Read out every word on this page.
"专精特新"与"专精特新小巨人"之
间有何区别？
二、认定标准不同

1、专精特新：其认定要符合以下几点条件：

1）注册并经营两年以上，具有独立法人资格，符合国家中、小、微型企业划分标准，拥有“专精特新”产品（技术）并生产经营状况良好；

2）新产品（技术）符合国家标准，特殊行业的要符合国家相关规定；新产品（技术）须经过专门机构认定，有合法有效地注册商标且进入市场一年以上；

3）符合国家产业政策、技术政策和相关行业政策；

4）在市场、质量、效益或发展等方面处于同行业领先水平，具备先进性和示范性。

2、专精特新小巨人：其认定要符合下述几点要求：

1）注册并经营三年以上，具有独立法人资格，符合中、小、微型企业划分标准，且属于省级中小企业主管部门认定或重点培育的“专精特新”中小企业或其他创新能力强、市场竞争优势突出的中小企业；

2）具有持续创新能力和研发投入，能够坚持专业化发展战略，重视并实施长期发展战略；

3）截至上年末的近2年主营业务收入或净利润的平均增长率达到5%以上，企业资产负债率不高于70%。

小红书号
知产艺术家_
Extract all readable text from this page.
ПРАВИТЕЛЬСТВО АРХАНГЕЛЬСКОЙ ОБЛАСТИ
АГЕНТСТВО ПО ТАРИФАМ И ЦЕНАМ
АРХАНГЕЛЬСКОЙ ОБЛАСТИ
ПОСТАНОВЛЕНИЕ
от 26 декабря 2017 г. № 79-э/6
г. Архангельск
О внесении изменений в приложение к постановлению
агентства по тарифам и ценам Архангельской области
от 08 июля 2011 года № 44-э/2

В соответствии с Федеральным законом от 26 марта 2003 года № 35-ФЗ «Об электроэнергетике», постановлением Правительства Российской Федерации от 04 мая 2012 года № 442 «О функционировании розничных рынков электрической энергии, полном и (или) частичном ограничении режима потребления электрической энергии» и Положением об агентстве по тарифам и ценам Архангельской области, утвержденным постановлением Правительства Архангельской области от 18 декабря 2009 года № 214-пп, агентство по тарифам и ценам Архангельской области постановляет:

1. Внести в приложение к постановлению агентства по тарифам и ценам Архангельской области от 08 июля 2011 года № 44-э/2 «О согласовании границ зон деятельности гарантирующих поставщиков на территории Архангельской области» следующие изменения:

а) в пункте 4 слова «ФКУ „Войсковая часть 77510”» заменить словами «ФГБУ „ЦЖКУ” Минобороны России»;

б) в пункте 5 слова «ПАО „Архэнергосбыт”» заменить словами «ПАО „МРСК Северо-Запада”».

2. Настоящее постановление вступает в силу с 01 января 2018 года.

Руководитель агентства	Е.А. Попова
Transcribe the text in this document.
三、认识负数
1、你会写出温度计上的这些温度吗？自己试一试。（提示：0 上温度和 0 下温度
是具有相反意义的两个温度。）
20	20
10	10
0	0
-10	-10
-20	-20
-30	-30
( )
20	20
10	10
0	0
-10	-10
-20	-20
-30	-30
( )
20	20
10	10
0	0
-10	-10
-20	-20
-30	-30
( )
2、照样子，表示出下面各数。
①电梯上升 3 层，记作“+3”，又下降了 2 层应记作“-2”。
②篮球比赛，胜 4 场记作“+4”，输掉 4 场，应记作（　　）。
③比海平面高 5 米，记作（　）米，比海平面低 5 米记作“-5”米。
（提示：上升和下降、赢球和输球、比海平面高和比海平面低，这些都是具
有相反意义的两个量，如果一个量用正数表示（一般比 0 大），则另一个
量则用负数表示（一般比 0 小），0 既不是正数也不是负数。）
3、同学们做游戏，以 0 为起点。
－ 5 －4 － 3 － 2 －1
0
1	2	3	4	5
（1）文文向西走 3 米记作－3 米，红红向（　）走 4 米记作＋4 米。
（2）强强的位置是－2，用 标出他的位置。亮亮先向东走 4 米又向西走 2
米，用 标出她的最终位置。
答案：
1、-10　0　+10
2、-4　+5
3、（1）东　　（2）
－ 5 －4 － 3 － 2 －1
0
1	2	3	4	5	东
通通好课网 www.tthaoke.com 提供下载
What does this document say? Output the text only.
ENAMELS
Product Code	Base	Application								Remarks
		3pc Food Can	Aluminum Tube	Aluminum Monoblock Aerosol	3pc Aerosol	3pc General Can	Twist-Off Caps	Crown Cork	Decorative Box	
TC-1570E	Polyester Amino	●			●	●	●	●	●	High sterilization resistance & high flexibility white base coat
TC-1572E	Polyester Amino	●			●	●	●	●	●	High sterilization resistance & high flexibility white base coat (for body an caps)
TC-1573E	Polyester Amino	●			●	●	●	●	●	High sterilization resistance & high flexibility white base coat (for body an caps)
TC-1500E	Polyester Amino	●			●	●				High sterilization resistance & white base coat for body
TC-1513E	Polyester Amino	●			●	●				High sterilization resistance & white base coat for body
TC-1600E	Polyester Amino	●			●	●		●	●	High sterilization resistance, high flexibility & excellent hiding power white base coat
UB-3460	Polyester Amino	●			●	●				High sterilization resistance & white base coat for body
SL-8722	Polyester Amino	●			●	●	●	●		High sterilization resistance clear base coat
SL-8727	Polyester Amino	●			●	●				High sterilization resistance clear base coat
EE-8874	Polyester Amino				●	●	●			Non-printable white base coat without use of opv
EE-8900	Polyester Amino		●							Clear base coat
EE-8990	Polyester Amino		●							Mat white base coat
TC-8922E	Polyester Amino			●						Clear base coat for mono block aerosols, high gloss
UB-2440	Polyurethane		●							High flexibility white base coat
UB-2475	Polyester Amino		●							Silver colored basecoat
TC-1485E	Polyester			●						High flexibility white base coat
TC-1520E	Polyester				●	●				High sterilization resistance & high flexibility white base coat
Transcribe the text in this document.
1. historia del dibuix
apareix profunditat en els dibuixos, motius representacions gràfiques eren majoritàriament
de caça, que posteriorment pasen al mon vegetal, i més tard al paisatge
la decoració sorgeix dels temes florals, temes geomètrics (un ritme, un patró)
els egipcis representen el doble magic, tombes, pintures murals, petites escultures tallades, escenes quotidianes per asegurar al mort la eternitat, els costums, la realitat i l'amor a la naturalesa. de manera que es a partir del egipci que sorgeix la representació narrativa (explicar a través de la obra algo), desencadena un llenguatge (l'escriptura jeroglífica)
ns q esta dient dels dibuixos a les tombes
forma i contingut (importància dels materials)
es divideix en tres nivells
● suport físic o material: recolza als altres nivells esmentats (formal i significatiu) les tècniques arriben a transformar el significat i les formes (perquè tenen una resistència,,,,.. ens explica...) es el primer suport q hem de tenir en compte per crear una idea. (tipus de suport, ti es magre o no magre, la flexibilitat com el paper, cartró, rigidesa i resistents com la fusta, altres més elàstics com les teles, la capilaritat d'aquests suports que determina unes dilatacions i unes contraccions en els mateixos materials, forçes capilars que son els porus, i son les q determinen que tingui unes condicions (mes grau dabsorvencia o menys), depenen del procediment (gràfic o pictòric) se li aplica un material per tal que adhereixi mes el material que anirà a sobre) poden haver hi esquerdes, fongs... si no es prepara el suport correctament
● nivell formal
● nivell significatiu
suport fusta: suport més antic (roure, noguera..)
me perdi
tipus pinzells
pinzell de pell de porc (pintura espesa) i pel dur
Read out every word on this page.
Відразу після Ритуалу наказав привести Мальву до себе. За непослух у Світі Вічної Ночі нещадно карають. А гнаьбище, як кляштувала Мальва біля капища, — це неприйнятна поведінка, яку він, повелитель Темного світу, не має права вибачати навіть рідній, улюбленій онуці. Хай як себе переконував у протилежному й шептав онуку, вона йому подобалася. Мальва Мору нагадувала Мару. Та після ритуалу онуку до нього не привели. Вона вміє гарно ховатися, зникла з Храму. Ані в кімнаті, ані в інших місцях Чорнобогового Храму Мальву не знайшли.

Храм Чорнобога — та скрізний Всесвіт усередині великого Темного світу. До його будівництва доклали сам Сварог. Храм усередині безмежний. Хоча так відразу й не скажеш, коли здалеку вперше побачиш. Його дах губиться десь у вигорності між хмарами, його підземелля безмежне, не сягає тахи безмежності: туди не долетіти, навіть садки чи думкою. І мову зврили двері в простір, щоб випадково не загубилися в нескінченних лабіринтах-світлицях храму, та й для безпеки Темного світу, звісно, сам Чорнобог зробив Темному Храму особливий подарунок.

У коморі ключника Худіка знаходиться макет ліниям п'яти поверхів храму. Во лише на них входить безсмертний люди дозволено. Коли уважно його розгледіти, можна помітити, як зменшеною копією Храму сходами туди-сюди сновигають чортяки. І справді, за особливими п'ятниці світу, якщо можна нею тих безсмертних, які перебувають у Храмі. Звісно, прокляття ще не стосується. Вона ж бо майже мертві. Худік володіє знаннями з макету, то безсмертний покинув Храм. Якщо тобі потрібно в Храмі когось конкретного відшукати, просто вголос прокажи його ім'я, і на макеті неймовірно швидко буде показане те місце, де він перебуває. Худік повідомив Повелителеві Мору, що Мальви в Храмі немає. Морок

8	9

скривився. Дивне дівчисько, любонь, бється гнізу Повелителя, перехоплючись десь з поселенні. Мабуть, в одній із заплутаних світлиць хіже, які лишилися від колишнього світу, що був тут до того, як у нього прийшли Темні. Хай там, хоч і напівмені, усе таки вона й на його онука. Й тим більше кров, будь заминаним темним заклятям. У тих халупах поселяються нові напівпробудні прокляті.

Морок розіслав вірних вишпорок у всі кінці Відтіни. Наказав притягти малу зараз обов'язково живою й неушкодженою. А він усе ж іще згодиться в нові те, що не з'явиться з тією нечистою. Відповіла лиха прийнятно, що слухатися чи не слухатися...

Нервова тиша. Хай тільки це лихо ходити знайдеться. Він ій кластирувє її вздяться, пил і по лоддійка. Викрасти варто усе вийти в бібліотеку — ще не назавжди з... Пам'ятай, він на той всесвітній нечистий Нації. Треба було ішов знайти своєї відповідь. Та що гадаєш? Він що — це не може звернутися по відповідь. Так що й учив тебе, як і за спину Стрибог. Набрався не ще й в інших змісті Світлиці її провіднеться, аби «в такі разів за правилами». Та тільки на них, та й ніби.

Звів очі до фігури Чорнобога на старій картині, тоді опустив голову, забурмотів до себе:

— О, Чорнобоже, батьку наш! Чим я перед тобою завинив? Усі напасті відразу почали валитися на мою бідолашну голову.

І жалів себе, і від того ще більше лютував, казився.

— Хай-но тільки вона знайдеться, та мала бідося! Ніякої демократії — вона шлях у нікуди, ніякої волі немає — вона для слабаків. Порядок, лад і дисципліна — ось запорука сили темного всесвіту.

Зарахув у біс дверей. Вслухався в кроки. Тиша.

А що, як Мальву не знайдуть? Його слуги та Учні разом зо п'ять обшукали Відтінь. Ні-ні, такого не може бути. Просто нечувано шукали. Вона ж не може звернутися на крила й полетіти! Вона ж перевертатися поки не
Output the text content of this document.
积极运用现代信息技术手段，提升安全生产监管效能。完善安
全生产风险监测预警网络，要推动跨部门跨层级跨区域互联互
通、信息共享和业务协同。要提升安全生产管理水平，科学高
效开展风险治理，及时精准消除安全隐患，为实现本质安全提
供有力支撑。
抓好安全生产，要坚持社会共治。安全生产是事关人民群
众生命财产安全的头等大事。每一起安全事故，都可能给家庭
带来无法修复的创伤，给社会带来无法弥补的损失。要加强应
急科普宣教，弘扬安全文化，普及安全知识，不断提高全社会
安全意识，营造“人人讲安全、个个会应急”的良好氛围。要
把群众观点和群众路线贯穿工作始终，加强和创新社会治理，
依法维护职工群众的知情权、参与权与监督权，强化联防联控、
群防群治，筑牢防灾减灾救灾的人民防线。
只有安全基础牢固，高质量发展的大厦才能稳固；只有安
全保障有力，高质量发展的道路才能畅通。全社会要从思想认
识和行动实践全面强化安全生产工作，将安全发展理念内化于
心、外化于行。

+===+

__What needs to be done__
Count up every line above that has the word "себе" in it; answer with the number alone.

__Final answer__
3